◆ **Data extract**

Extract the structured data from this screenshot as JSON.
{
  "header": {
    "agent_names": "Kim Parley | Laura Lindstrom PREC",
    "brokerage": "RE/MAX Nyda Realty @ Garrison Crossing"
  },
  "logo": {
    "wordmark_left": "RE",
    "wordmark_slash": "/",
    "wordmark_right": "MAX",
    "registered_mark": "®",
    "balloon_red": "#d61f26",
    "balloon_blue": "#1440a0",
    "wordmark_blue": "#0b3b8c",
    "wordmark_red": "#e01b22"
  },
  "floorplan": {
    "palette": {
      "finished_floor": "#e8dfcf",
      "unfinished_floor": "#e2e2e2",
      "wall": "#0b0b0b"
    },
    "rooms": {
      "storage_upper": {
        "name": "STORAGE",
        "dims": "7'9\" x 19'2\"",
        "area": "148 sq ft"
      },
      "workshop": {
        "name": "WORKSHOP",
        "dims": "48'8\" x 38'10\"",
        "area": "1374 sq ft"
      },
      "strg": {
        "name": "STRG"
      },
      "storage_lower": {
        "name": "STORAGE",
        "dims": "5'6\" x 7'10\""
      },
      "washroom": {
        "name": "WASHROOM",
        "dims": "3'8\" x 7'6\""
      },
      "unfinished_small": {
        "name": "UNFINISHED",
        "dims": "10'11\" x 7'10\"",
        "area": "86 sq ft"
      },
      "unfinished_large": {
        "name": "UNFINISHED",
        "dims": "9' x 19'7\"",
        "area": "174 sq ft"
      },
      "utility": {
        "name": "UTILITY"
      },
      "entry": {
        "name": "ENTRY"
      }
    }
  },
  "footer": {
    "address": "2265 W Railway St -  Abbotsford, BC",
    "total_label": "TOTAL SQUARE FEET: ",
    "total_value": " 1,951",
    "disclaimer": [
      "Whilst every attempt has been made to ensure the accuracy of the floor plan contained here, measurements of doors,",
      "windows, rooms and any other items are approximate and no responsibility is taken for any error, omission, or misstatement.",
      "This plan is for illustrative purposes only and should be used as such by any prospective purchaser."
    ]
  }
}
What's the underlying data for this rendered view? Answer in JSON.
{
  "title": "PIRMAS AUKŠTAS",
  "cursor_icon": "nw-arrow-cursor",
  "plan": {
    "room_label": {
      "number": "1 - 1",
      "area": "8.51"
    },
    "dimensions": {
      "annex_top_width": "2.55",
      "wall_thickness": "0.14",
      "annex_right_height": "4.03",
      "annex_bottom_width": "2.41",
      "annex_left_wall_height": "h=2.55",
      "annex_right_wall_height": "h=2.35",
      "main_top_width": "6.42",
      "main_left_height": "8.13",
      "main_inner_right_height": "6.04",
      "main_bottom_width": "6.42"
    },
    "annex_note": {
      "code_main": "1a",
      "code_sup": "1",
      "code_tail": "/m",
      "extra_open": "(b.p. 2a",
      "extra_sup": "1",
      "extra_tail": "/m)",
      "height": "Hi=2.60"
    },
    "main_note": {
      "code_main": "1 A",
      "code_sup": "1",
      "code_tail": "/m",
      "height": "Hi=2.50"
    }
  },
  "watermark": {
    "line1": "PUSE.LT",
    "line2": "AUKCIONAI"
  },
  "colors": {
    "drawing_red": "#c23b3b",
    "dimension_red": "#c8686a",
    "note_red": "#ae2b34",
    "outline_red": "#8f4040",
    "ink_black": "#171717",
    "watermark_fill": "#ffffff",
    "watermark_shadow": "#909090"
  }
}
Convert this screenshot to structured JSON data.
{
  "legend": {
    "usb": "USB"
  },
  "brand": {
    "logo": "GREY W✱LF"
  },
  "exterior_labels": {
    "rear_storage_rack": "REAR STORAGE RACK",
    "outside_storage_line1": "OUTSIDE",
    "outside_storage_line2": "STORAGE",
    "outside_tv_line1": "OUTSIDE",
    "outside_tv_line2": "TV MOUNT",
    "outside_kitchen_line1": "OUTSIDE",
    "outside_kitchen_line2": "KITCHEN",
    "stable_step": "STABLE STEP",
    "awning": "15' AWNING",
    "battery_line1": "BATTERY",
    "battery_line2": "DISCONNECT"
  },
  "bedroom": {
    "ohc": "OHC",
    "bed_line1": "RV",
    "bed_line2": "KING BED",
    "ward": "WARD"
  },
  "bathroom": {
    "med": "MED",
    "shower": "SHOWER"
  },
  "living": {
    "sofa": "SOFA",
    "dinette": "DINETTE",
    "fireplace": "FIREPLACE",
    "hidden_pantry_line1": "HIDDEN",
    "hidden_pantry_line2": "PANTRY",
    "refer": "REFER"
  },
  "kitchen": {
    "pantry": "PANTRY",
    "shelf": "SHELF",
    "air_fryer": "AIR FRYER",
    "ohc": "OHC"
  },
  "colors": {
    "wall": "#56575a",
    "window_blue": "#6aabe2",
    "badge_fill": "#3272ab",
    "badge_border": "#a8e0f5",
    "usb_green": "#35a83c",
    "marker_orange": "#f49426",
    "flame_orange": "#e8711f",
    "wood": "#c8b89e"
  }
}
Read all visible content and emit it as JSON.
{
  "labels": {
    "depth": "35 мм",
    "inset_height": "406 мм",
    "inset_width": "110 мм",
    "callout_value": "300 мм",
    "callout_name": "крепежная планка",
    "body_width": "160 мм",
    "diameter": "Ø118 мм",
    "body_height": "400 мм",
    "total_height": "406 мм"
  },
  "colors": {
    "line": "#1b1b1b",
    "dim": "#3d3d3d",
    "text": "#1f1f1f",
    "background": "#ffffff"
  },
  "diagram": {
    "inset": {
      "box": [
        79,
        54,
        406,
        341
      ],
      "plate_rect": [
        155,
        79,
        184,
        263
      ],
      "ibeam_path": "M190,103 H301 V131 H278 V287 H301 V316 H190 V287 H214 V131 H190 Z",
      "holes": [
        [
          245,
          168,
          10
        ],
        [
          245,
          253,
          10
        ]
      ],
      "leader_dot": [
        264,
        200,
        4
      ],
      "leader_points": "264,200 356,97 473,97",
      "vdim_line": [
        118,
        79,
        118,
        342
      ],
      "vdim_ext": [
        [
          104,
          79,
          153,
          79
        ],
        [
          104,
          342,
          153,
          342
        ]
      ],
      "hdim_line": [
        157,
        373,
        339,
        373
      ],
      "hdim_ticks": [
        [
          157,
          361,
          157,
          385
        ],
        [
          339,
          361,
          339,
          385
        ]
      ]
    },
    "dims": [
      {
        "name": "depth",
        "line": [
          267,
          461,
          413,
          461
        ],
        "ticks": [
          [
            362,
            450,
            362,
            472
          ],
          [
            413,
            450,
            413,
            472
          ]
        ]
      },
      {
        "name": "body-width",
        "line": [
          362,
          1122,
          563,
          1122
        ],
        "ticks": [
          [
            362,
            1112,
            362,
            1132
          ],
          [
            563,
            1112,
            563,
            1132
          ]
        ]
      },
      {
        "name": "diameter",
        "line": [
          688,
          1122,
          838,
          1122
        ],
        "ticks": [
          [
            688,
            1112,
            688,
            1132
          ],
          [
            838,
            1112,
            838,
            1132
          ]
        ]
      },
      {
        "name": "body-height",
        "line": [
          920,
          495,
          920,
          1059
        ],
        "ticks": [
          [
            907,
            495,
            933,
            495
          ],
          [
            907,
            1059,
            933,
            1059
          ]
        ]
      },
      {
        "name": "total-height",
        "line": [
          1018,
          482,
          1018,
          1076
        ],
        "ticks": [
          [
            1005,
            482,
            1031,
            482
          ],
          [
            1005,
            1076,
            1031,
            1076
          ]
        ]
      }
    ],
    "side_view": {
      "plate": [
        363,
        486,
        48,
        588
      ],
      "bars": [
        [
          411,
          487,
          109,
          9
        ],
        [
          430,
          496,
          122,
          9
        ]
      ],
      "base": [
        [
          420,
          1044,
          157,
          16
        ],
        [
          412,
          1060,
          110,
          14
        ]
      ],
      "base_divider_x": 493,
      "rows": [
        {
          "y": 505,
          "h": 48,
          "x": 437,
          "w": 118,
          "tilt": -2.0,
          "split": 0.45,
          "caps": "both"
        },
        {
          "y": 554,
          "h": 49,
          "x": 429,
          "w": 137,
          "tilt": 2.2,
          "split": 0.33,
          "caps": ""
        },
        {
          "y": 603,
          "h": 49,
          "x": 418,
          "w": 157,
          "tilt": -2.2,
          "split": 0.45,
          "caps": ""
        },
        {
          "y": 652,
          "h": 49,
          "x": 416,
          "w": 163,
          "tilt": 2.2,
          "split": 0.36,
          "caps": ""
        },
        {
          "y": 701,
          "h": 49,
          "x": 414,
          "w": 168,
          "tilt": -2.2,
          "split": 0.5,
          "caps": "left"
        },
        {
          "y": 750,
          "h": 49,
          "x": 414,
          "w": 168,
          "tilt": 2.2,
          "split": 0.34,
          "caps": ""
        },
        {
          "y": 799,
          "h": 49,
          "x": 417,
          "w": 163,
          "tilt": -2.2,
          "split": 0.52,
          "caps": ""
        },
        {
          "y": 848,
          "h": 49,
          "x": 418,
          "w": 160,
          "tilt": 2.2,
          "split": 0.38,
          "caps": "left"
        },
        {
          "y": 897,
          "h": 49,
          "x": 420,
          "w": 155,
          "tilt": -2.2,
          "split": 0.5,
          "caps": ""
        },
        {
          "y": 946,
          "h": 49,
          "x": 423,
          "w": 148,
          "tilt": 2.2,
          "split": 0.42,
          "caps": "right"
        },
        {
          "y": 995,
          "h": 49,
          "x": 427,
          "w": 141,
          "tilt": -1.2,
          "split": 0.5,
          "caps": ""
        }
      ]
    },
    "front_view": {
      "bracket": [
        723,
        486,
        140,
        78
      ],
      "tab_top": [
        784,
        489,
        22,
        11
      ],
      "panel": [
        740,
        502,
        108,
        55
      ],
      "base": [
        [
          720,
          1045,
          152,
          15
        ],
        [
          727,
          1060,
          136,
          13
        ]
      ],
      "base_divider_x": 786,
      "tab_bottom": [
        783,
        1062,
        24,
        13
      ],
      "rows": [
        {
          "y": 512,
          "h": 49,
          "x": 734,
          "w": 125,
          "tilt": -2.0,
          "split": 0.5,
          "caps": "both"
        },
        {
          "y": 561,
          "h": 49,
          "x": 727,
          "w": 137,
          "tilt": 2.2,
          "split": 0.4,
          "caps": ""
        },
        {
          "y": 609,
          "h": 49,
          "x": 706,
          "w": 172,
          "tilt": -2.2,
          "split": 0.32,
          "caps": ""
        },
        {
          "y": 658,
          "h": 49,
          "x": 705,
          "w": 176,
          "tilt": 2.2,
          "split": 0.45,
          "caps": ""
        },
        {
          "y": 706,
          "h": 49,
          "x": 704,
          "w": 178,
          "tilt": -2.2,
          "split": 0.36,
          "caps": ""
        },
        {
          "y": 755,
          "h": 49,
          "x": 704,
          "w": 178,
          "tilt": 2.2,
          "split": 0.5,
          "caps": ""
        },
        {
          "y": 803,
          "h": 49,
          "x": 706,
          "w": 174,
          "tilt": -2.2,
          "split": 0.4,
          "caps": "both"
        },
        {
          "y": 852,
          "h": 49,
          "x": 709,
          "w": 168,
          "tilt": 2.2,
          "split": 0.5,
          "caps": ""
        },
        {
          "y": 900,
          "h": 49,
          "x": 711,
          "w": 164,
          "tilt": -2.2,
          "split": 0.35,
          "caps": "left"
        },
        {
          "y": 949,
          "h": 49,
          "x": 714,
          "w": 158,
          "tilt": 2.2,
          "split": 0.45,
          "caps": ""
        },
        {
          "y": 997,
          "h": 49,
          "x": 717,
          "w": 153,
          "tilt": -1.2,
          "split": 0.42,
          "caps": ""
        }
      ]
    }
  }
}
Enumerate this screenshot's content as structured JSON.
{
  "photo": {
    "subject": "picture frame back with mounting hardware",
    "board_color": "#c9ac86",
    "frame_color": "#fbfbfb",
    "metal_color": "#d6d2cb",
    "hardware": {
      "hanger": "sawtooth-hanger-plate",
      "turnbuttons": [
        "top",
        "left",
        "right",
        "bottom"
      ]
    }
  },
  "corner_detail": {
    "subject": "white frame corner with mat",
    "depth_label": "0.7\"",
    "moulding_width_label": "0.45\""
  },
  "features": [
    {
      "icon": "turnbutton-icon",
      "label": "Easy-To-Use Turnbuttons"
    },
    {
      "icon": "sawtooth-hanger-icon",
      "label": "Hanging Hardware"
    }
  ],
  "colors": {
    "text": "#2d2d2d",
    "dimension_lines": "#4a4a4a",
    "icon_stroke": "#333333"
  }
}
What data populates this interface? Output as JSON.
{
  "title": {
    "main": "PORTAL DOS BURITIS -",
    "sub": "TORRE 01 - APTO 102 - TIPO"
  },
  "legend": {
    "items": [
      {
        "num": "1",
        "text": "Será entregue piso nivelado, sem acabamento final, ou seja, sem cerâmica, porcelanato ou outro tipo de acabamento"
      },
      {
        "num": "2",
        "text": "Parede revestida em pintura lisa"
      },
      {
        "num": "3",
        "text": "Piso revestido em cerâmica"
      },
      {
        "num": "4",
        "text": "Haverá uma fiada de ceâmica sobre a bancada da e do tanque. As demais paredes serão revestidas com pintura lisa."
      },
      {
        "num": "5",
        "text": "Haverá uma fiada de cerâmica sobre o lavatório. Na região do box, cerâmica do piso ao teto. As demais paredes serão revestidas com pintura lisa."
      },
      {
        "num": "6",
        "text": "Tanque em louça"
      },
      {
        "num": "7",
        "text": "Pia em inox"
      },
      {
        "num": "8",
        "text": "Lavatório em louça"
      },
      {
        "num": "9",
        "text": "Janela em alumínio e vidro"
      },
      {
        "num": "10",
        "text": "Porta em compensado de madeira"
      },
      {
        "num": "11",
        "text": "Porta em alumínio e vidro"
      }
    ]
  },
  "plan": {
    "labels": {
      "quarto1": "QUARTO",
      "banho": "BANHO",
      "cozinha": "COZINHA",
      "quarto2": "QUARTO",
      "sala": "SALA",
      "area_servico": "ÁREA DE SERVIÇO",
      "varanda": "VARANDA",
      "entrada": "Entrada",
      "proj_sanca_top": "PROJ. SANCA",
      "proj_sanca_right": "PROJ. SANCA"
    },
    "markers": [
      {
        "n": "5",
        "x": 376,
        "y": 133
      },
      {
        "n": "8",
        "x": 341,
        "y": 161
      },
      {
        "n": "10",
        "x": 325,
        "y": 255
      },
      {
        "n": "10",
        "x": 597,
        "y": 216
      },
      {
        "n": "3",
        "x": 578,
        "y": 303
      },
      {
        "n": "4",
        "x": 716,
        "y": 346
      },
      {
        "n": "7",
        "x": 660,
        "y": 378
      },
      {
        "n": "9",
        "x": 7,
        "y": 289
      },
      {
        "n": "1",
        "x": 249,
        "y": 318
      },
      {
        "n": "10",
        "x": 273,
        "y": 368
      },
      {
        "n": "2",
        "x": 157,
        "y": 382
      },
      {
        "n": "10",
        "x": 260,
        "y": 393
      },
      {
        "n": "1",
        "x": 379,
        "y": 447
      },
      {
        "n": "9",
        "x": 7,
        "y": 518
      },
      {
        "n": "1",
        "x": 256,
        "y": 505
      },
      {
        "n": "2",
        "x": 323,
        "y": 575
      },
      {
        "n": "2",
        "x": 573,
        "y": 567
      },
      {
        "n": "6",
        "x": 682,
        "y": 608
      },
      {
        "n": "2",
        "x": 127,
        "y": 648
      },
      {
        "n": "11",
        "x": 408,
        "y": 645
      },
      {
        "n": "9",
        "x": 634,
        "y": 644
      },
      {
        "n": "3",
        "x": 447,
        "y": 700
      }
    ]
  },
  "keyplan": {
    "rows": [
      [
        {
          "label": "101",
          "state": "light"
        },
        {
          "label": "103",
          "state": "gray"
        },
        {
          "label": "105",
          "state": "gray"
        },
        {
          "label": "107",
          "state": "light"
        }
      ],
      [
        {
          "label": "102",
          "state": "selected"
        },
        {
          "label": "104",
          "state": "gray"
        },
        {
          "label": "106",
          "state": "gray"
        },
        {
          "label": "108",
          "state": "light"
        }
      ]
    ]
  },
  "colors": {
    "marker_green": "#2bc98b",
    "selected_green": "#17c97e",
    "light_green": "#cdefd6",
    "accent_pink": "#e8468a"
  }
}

◆ **What is required**
Copy out each line that contains the word "items".

◆ **Response**
      "windows, rooms and any other items are approximate and no responsibility is taken for any error, omission, or misstatement.",
    "items": [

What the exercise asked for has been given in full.